** Begin EXTRACTED DATA **

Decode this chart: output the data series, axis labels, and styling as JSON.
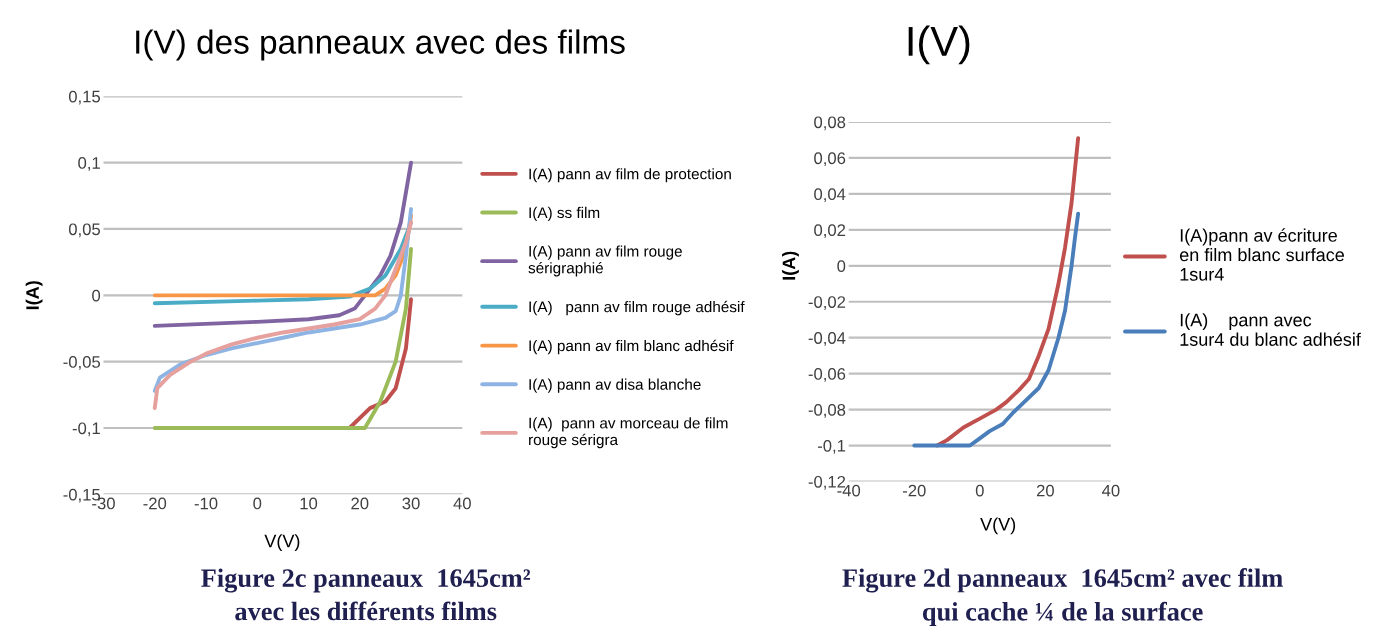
{
  "chart_data": [
    {
      "type": "line",
      "title": "I(V) des panneaux avec des films",
      "xlabel": "V(V)",
      "ylabel": "I(A)",
      "xlim": [
        -30,
        40
      ],
      "xticks": [
        -30,
        -20,
        -10,
        0,
        10,
        20,
        30,
        40
      ],
      "ylim": [
        -0.15,
        0.15
      ],
      "yticks": [
        {
          "value": -0.15,
          "label": "-0,15"
        },
        {
          "value": -0.1,
          "label": "-0,1"
        },
        {
          "value": -0.05,
          "label": "-0,05"
        },
        0,
        {
          "value": 0.05,
          "label": "0,05"
        },
        {
          "value": 0.1,
          "label": "0,1"
        },
        {
          "value": 0.15,
          "label": "0,15"
        }
      ],
      "grid": "y",
      "legend": "right",
      "marker": "none",
      "line_style": "solid",
      "annotations": [
        "Figure 2c panneaux  1645cm² avec les différents films"
      ],
      "series": [
        {
          "name": "I(A) pann av film de protection",
          "color": "#c0504d",
          "x": [
            18,
            22,
            25,
            27,
            29,
            30
          ],
          "values": [
            -0.1,
            -0.085,
            -0.08,
            -0.07,
            -0.04,
            -0.003
          ]
        },
        {
          "name": "I(A) ss film",
          "color": "#9bbb59",
          "x": [
            -20,
            0,
            21,
            24,
            27,
            29,
            30
          ],
          "values": [
            -0.1,
            -0.1,
            -0.1,
            -0.08,
            -0.05,
            -0.01,
            0.035
          ]
        },
        {
          "name": "I(A) pann av film rouge sérigraphié",
          "color": "#8064a2",
          "x": [
            -20,
            0,
            10,
            16,
            19,
            21,
            24,
            26,
            28,
            30
          ],
          "values": [
            -0.023,
            -0.02,
            -0.018,
            -0.015,
            -0.01,
            0,
            0.015,
            0.03,
            0.055,
            0.1
          ]
        },
        {
          "name": "I(A)   pann av film rouge adhésif",
          "color": "#4bacc6",
          "x": [
            -20,
            0,
            10,
            18,
            22,
            25,
            28,
            30
          ],
          "values": [
            -0.006,
            -0.004,
            -0.003,
            -0.001,
            0.005,
            0.015,
            0.035,
            0.055
          ]
        },
        {
          "name": "I(A) pann av film blanc adhésif",
          "color": "#f79646",
          "x": [
            -20,
            0,
            23,
            25,
            27,
            29,
            30
          ],
          "values": [
            0,
            0,
            0,
            0.005,
            0.015,
            0.035,
            0.06
          ]
        },
        {
          "name": "I(A) pann av disa blanche",
          "color": "#8eb4e3",
          "x": [
            -20,
            -19,
            -15,
            -10,
            -5,
            0,
            5,
            10,
            15,
            20,
            25,
            27,
            28,
            29,
            30
          ],
          "values": [
            -0.072,
            -0.062,
            -0.052,
            -0.045,
            -0.04,
            -0.036,
            -0.032,
            -0.028,
            -0.025,
            -0.022,
            -0.017,
            -0.012,
            0.0,
            0.03,
            0.065
          ]
        },
        {
          "name": "I(A)  pann av morceau de film rouge sérigra",
          "color": "#e6a09d",
          "x": [
            -20,
            -19.5,
            -17,
            -13,
            -10,
            -5,
            0,
            5,
            10,
            15,
            20,
            23,
            25,
            27,
            29,
            30
          ],
          "values": [
            -0.085,
            -0.07,
            -0.06,
            -0.05,
            -0.044,
            -0.037,
            -0.032,
            -0.028,
            -0.025,
            -0.022,
            -0.018,
            -0.01,
            0.0,
            0.02,
            0.04,
            0.055
          ]
        }
      ]
    },
    {
      "type": "line",
      "title": "I(V)",
      "xlabel": "V(V)",
      "ylabel": "I(A)",
      "xlim": [
        -40,
        40
      ],
      "xticks": [
        -40,
        -20,
        0,
        20,
        40
      ],
      "ylim": [
        -0.12,
        0.08
      ],
      "yticks": [
        {
          "value": -0.12,
          "label": "-0,12"
        },
        {
          "value": -0.1,
          "label": "-0,1"
        },
        {
          "value": -0.08,
          "label": "-0,08"
        },
        {
          "value": -0.06,
          "label": "-0,06"
        },
        {
          "value": -0.04,
          "label": "-0,04"
        },
        {
          "value": -0.02,
          "label": "-0,02"
        },
        0,
        {
          "value": 0.02,
          "label": "0,02"
        },
        {
          "value": 0.04,
          "label": "0,04"
        },
        {
          "value": 0.06,
          "label": "0,06"
        },
        {
          "value": 0.08,
          "label": "0,08"
        }
      ],
      "grid": "y",
      "legend": "right",
      "marker": "none",
      "line_style": "solid",
      "annotations": [
        "Figure 2d panneaux  1645cm² avec film qui cache ¼ de la surface"
      ],
      "series": [
        {
          "name": "I(A)pann av écriture en film blanc surface 1sur4",
          "color": "#c0504d",
          "x": [
            -13,
            -10,
            -5,
            0,
            5,
            8,
            12,
            15,
            18,
            21,
            24,
            26,
            28,
            30
          ],
          "values": [
            -0.1,
            -0.097,
            -0.09,
            -0.085,
            -0.08,
            -0.076,
            -0.069,
            -0.063,
            -0.05,
            -0.035,
            -0.01,
            0.01,
            0.035,
            0.071
          ]
        },
        {
          "name": "I(A)    pann avec 1sur4 du blanc adhésif",
          "color": "#4a7ebb",
          "x": [
            -20,
            -3,
            0,
            3,
            7,
            10,
            14,
            18,
            21,
            24,
            26,
            28,
            29,
            30
          ],
          "values": [
            -0.1,
            -0.1,
            -0.096,
            -0.092,
            -0.088,
            -0.082,
            -0.075,
            -0.068,
            -0.058,
            -0.04,
            -0.025,
            0.0,
            0.015,
            0.029
          ]
        }
      ]
    }
  ]
}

** End EXTRACTED DATA **

Look through the entries above for the word "panneaux". Copy every line where it shows up.

      "title": "I(V) des panneaux avec des films",
        "Figure 2c panneaux  1645cm² avec les différents films"
        "Figure 2d panneaux  1645cm² avec film qui cache ¼ de la surface"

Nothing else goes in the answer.